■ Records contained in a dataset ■
════
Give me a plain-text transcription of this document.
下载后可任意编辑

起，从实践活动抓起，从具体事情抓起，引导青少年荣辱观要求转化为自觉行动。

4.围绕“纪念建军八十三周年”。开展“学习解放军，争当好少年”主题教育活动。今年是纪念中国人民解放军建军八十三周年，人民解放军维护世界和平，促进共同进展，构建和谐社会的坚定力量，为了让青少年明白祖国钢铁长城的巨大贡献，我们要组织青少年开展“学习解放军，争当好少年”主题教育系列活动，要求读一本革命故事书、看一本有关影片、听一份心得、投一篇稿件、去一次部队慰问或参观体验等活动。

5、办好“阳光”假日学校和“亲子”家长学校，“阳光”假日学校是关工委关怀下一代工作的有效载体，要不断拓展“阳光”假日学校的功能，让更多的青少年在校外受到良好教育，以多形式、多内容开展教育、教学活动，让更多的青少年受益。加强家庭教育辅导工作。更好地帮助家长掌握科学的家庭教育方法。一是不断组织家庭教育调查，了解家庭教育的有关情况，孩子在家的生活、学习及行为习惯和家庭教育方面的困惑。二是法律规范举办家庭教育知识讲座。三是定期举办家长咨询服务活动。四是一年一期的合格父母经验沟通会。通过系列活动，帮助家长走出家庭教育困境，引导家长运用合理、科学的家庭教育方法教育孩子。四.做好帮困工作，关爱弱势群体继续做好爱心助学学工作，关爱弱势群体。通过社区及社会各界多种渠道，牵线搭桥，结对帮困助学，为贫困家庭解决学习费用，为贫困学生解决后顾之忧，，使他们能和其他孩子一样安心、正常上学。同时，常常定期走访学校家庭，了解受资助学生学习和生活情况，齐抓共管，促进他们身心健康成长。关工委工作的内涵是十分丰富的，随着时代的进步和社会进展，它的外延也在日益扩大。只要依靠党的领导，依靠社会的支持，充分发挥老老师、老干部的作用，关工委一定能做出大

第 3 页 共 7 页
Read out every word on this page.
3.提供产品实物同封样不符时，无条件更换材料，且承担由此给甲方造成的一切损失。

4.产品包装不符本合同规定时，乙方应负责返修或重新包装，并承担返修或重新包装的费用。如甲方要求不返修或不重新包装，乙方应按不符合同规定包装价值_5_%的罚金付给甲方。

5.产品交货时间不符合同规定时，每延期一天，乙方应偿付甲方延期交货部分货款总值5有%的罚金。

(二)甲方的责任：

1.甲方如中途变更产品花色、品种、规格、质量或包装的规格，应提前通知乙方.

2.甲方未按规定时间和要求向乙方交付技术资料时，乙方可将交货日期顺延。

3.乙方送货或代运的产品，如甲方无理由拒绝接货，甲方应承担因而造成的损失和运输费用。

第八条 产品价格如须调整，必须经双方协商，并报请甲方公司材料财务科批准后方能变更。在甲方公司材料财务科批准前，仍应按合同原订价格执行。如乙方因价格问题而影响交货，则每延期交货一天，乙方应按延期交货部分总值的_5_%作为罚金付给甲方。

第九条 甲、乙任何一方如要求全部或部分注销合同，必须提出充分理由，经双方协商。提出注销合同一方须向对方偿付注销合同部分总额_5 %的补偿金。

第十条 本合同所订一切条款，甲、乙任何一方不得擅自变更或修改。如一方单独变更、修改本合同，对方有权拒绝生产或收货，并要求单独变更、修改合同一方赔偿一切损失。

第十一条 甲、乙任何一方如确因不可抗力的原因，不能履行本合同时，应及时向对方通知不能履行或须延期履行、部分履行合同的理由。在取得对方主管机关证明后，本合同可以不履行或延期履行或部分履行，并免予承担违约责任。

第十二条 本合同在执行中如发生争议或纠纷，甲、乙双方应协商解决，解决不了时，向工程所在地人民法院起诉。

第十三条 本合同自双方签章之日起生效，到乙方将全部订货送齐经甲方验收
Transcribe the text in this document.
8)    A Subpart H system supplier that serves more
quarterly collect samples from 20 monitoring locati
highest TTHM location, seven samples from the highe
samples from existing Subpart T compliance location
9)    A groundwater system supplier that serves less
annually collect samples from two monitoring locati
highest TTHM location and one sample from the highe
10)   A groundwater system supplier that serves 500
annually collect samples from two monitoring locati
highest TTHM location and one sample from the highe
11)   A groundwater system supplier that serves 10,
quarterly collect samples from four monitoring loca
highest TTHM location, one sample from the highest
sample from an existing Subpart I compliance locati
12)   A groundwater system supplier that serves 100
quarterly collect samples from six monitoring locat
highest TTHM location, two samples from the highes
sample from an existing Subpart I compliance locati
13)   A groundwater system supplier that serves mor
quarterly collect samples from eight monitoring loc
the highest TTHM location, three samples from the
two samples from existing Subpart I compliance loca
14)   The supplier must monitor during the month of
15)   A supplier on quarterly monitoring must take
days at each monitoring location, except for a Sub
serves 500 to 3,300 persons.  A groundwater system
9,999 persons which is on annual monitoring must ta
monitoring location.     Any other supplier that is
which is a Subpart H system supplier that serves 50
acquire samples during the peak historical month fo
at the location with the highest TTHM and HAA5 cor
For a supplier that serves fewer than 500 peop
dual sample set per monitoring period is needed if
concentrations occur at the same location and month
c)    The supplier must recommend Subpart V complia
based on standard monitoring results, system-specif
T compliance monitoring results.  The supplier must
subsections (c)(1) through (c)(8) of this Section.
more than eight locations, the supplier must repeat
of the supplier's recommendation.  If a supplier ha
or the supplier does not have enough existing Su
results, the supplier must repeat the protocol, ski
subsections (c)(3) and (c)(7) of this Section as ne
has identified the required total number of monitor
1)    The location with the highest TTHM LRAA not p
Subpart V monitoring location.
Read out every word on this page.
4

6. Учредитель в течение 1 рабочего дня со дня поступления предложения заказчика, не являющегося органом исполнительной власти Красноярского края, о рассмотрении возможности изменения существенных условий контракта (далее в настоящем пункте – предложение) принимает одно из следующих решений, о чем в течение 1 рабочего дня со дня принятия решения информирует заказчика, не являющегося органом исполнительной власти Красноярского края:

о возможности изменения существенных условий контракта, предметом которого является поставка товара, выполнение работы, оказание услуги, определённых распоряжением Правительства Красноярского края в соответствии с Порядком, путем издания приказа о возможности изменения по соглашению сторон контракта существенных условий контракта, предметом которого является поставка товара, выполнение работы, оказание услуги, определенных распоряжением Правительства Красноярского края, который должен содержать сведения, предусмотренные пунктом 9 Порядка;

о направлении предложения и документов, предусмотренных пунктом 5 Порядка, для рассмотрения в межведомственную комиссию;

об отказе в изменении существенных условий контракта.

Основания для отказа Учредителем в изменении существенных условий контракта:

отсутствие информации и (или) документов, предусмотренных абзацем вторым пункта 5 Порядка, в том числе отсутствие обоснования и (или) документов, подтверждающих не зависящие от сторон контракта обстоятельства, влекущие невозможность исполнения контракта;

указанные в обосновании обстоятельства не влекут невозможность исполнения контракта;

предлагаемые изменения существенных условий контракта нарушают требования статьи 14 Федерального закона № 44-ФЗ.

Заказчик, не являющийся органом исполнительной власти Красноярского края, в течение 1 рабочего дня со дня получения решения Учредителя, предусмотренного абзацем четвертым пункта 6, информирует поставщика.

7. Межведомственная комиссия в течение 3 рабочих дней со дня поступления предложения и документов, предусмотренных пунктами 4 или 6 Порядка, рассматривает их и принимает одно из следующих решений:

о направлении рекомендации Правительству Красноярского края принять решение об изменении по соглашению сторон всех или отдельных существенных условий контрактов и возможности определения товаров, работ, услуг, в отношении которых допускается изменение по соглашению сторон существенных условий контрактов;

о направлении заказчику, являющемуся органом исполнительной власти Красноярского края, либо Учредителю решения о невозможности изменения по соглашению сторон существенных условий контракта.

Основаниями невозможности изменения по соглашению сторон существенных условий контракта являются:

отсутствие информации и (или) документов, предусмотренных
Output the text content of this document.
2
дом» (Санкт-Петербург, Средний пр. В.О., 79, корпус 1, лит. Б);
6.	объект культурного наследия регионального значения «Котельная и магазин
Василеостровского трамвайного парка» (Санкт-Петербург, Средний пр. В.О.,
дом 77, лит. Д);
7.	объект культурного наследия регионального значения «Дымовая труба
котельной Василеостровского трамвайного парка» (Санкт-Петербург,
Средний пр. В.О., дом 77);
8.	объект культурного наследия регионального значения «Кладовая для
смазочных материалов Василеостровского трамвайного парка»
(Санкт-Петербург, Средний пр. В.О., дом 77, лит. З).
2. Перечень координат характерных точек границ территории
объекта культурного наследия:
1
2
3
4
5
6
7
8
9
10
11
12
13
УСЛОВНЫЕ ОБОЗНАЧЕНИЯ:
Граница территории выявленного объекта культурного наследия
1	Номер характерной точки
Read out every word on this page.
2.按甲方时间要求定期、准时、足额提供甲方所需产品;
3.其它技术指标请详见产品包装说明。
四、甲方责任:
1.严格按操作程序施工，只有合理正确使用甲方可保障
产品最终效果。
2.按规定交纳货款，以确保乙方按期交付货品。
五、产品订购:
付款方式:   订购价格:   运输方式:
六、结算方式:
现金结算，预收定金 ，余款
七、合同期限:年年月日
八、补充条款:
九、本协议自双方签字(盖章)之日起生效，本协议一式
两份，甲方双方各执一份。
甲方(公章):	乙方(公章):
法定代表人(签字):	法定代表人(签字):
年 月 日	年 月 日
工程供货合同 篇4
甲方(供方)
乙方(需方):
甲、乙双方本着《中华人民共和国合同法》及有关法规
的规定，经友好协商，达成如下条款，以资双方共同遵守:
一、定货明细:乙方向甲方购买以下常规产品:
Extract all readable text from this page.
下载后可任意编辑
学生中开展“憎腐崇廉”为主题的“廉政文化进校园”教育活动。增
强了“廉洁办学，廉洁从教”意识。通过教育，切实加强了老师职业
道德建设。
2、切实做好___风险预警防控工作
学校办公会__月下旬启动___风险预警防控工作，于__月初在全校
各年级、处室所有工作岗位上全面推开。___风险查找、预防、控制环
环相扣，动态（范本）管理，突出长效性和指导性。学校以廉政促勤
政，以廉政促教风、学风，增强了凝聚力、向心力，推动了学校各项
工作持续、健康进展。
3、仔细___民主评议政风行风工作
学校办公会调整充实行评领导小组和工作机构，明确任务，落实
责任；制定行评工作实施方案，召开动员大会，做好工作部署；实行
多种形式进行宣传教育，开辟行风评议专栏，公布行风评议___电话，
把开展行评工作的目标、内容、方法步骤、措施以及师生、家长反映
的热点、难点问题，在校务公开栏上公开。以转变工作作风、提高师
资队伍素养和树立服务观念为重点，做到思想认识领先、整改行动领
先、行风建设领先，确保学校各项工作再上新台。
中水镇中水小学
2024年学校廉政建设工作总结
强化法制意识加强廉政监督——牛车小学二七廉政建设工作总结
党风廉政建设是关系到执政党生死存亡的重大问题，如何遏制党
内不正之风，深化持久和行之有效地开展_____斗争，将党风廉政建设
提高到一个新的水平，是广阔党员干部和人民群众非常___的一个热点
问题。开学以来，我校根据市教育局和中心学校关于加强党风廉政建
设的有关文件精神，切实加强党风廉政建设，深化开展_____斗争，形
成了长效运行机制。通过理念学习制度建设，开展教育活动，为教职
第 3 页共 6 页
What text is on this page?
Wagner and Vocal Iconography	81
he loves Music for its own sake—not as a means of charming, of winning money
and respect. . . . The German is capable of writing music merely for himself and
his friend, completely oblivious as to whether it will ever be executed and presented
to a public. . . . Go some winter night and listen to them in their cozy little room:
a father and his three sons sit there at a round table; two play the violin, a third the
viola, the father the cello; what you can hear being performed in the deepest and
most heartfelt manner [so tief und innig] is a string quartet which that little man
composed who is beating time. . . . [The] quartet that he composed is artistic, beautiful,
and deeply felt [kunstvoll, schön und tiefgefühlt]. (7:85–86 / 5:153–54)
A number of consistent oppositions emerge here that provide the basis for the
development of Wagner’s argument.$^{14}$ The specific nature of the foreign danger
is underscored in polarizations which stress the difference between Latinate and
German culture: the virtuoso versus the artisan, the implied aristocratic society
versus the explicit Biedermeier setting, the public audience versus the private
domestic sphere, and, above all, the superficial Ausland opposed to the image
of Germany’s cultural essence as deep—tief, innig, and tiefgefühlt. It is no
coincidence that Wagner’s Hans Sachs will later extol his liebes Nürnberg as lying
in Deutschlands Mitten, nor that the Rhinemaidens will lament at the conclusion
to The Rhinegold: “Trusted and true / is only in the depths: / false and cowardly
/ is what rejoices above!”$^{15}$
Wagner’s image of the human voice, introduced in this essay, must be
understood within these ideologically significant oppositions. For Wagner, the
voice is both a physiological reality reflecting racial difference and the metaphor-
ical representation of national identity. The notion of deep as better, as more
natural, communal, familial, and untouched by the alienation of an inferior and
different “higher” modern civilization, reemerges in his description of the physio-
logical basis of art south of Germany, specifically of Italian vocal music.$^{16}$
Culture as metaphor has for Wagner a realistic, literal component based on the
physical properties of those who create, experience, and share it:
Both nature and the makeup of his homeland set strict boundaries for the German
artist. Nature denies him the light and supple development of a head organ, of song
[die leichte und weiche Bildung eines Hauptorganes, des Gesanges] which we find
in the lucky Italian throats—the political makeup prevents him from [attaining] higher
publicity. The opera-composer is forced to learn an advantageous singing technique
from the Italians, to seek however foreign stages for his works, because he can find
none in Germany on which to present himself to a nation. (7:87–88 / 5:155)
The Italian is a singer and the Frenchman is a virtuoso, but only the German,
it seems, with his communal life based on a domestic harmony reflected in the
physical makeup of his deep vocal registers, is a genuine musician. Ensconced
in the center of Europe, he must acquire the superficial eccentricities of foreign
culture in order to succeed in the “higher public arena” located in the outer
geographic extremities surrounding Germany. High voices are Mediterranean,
════
■ AIM ■
Look through the entries and find each line that has the string "foreign". Copy those lines.

■ FINISHED ANSWER ■
development of Wagner’s argument.$^{14}$ The specific nature of the foreign danger
from the Italians, to seek however foreign stages for his works, because he can find
in the center of Europe, he must acquire the superficial eccentricities of foreign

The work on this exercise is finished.